Your instructions: Copy out the whole listing exactly as written, leaving the pictures behind.

Data excerpts:
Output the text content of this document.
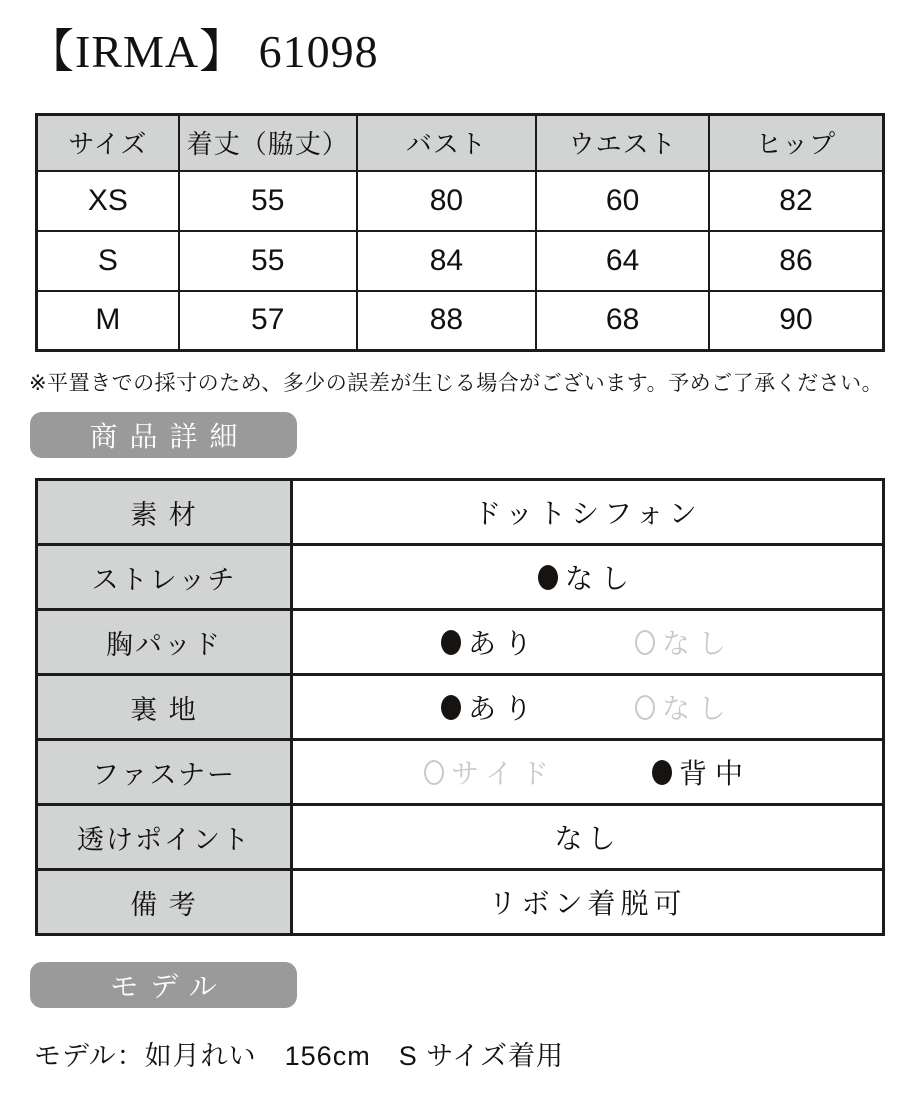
【IRMA】 61098
サイズ	着丈（脇丈）	バスト	ウエスト	ヒップ
XS	55	80	60	82
S	55	84	64	86
M	57	88	68	90
※平置きでの採寸のため、多少の誤差が生じる場合がございます。予めご了承ください。
商品詳細
素 材	ドットシフォン
ストレッチ	なし

胸パッド	あり なし

裏 地	あり なし

ファスナー	サイド 背中

透けポイント	なし
備 考	リボン着脱可
モデル
モデル：如月れい　156cm　S サイズ着用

Answer:
Output the text content of this document.
【IRMA】 61098
サイズ	着丈（脇丈）	バスト	ウエスト	ヒップ
XS	55	80	60	82
S	55	84	64	86
M	57	88	68	90
※平置きでの採寸のため、多少の誤差が生じる場合がございます。予めご了承ください。
商品詳細
素 材	ドットシフォン
ストレッチ	なし

胸パッド	あり なし

裏 地	あり なし

ファスナー	サイド 背中

透けポイント	なし
備 考	リボン着脱可
モデル
モデル：如月れい　156cm　S サイズ着用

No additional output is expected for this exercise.